• [Task to carry out]
Give the number of lines that contain the string "jagnjadi", please, and nothing else.

• [Task input]
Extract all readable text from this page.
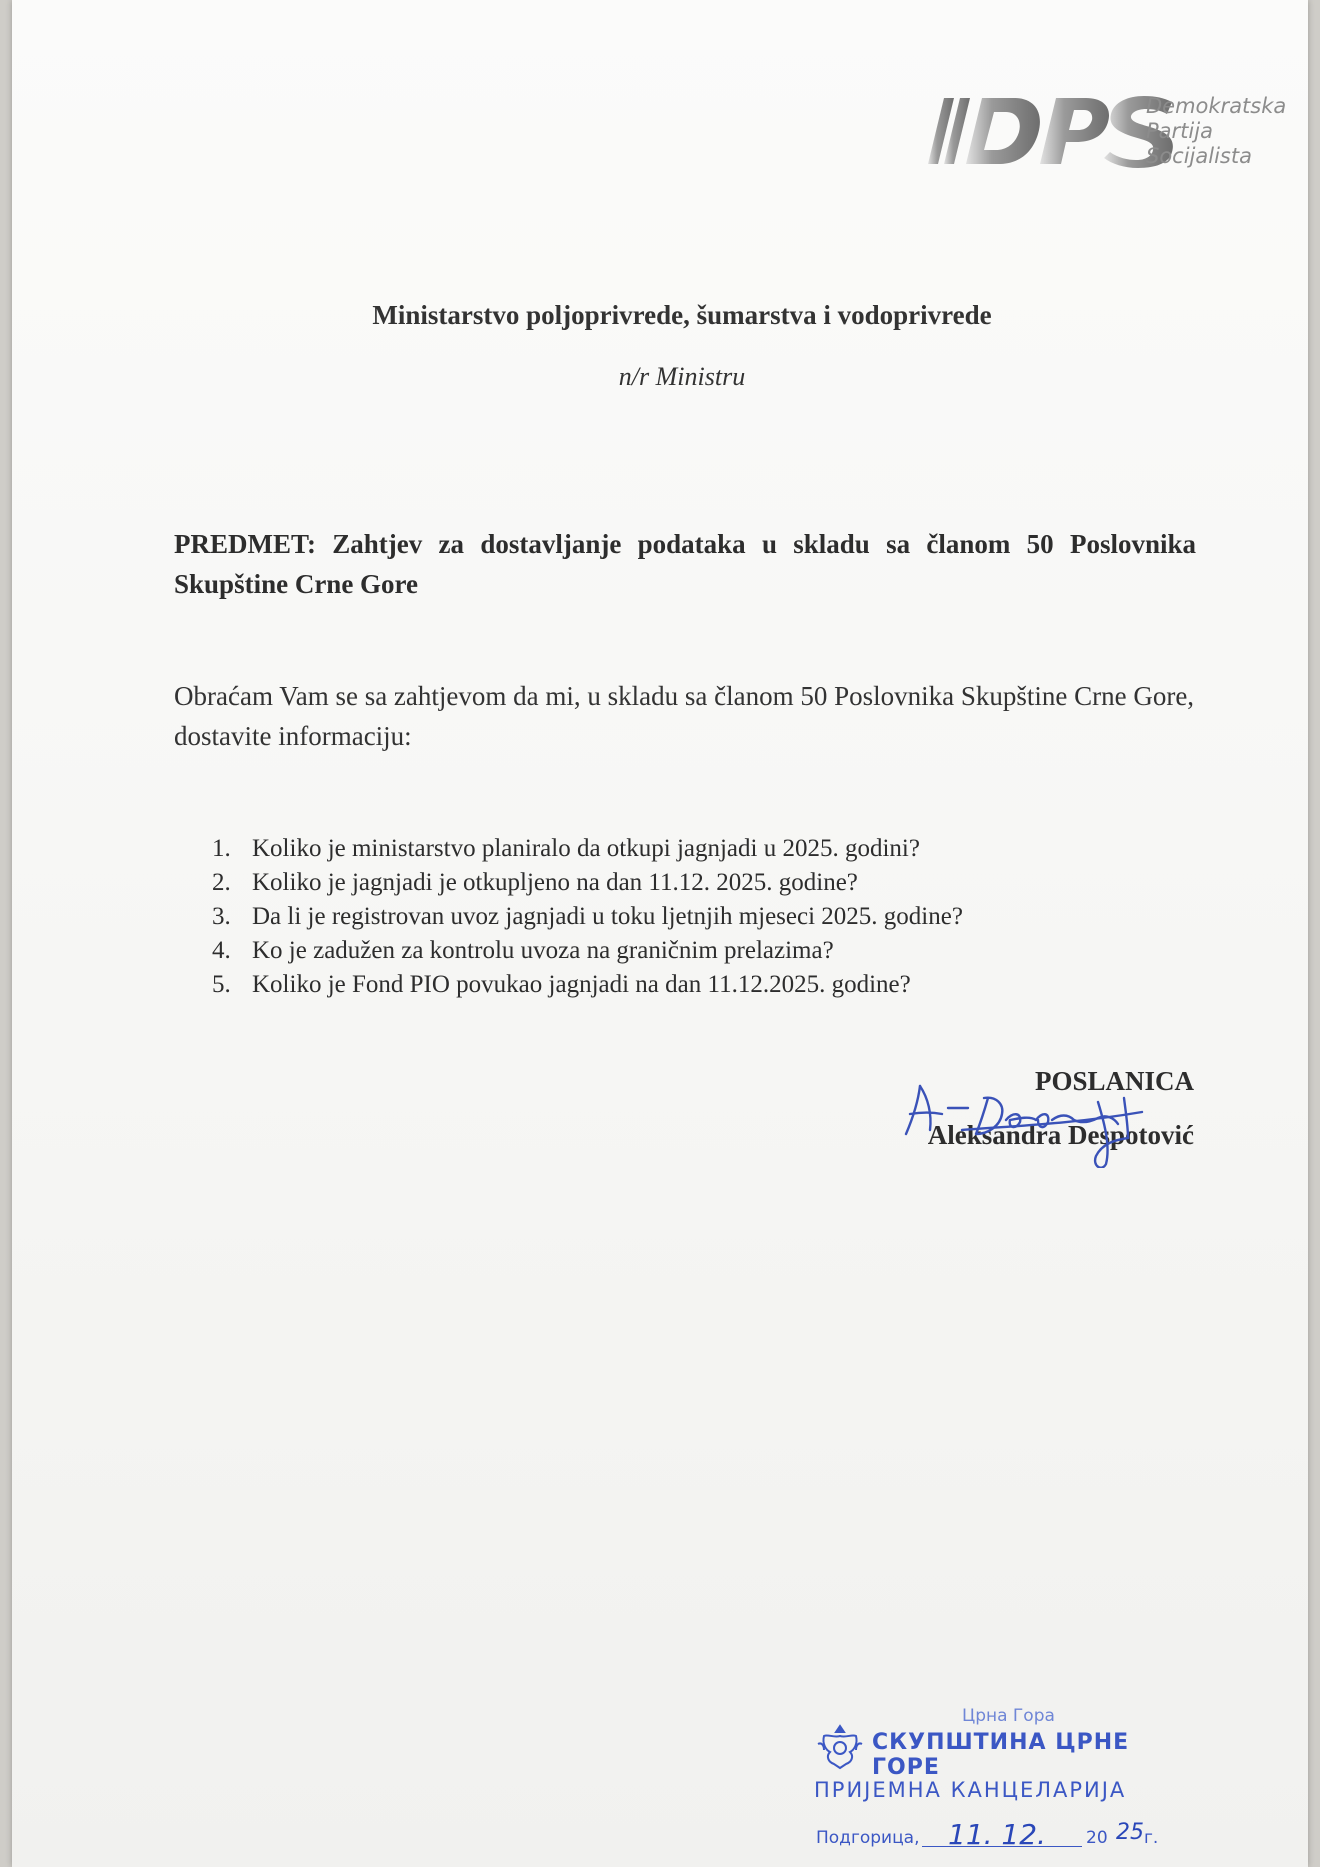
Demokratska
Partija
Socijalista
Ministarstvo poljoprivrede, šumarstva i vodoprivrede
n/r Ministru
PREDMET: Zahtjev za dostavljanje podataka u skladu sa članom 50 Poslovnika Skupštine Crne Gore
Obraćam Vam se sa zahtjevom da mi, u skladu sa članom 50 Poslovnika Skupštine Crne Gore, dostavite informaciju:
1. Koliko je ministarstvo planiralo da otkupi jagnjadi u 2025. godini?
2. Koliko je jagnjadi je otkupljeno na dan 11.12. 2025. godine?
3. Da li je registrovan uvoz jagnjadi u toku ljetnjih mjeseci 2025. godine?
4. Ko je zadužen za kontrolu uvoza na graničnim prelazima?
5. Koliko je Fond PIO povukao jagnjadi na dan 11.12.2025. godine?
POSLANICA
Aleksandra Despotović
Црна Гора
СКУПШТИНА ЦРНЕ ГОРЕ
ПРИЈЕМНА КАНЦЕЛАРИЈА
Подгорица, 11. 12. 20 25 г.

==

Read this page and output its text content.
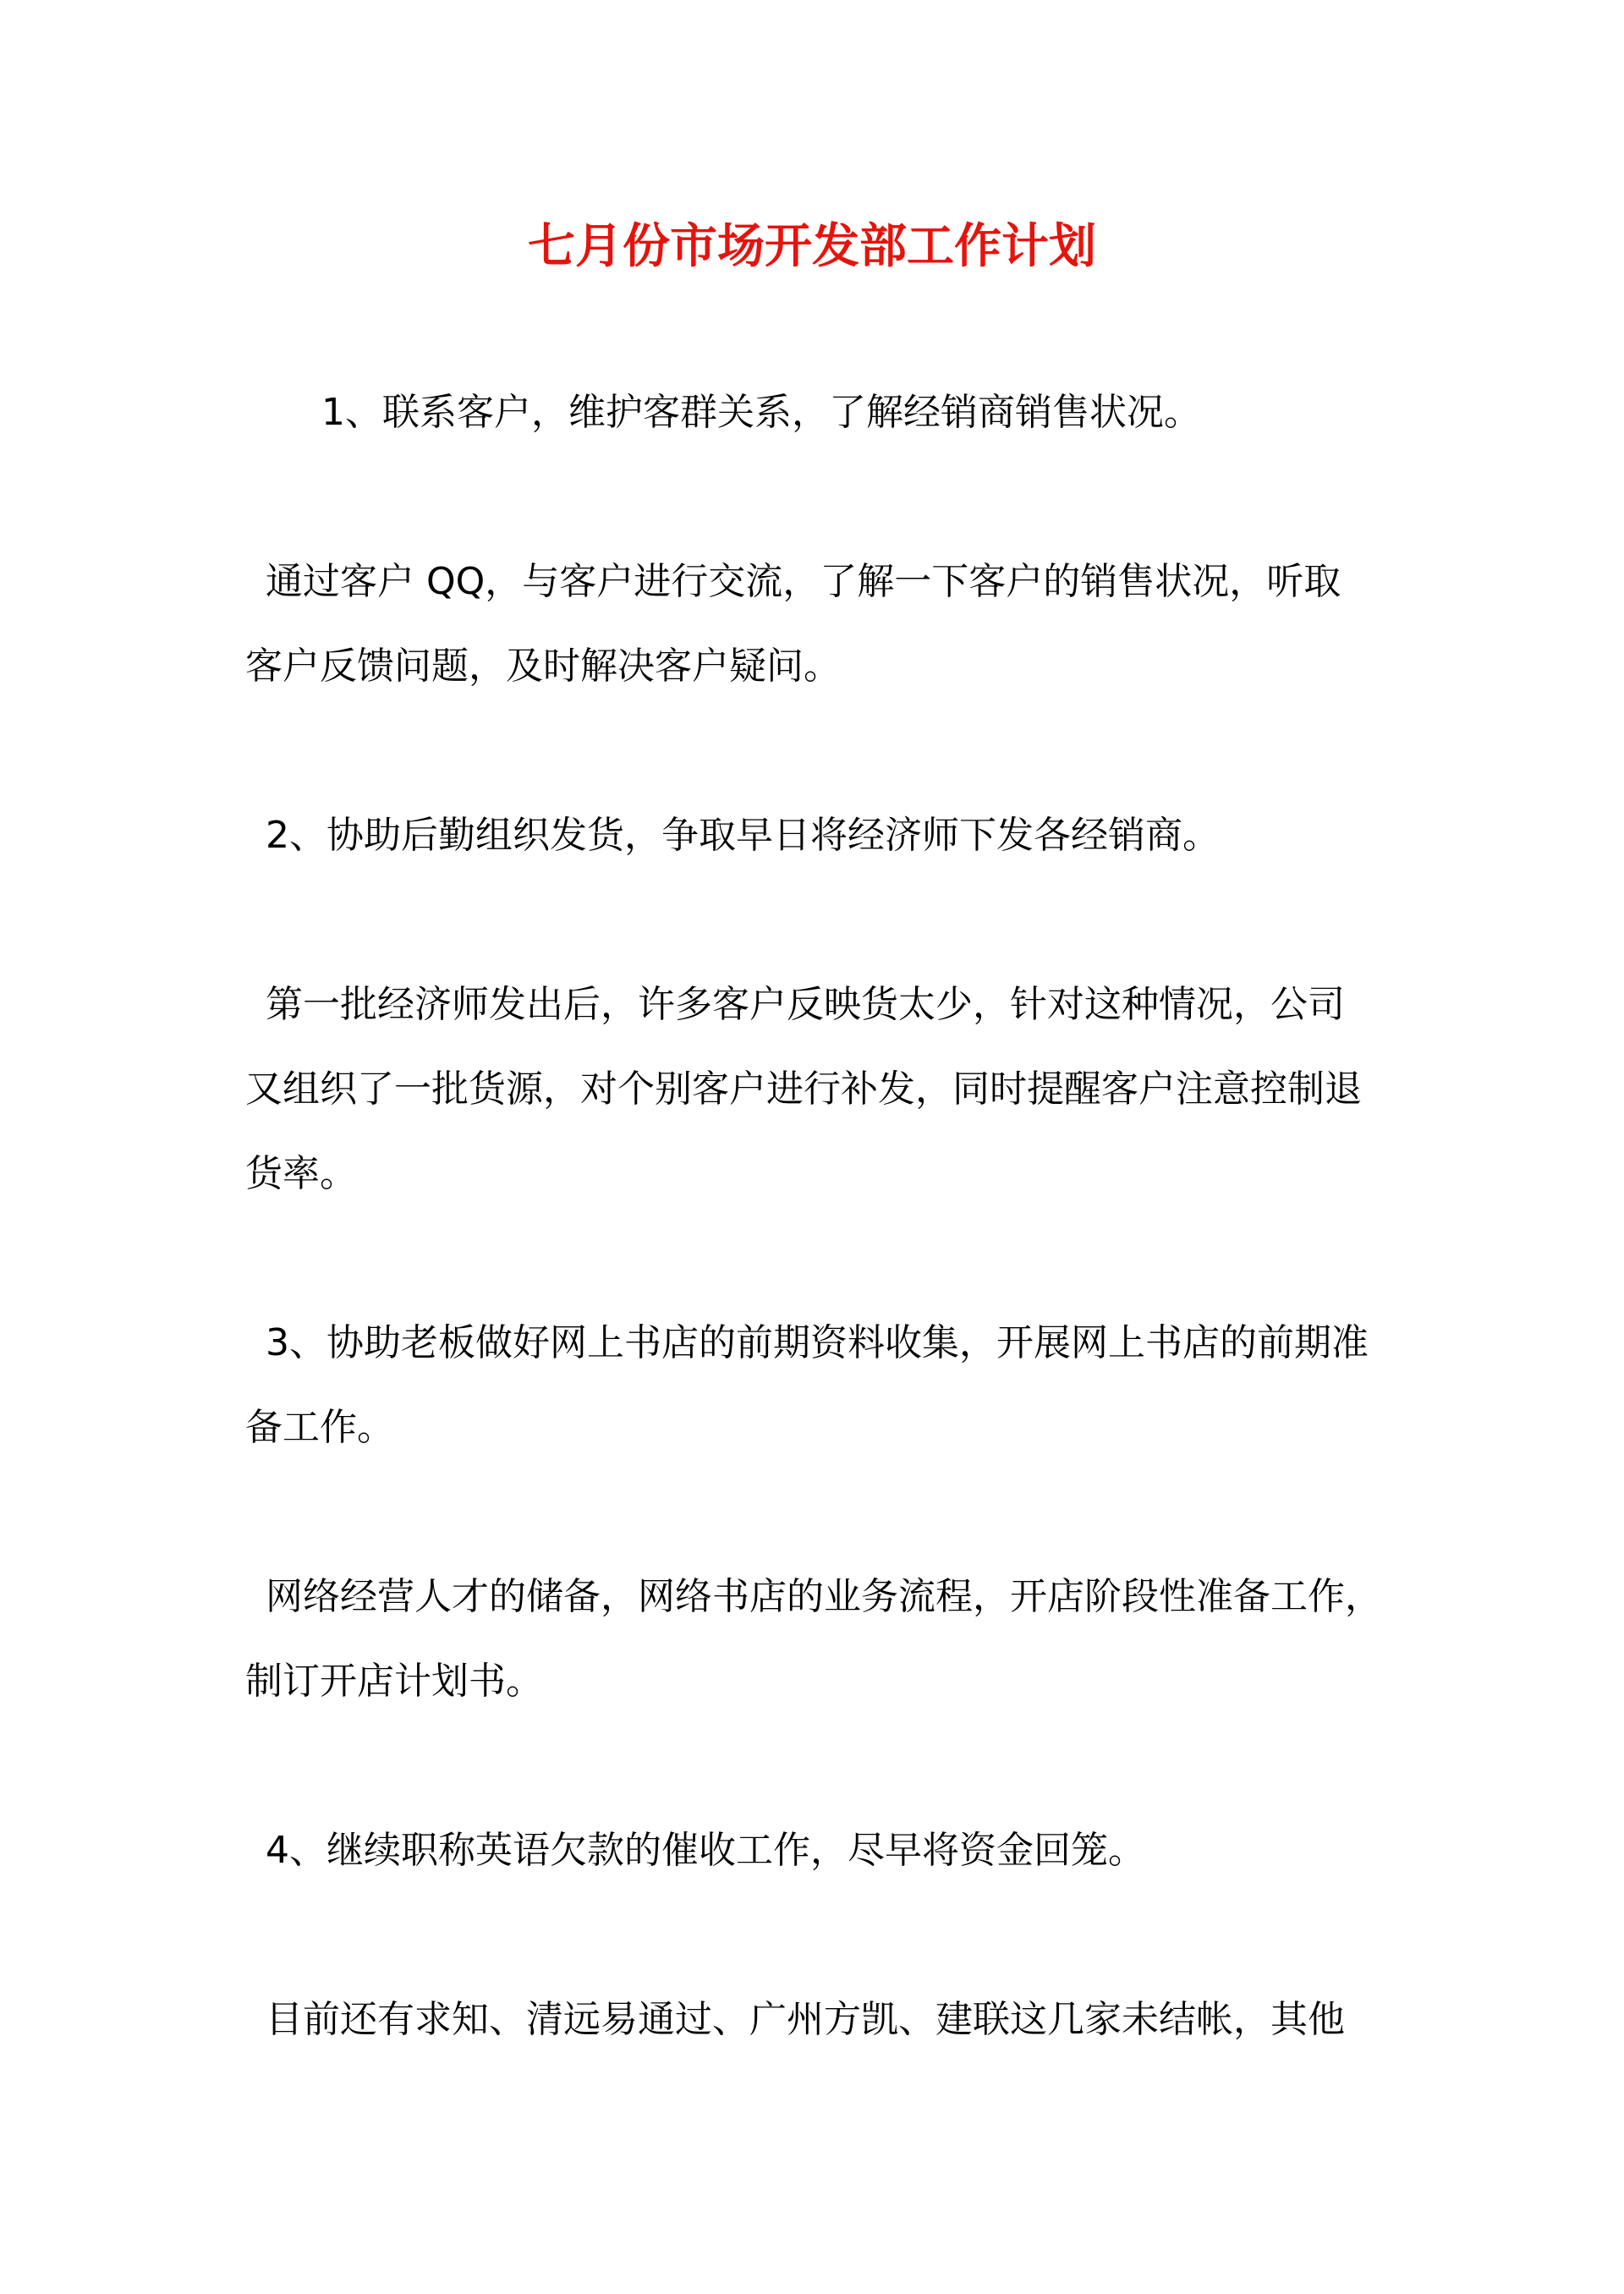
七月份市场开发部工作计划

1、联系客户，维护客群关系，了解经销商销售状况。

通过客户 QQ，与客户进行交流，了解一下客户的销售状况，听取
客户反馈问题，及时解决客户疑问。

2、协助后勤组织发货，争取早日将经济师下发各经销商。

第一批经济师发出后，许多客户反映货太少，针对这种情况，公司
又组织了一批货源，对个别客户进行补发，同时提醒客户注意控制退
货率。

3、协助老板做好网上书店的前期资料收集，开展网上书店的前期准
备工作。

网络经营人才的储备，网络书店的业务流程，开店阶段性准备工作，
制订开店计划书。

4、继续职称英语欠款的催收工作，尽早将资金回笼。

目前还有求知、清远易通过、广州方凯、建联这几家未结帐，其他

• [Exercise result]
4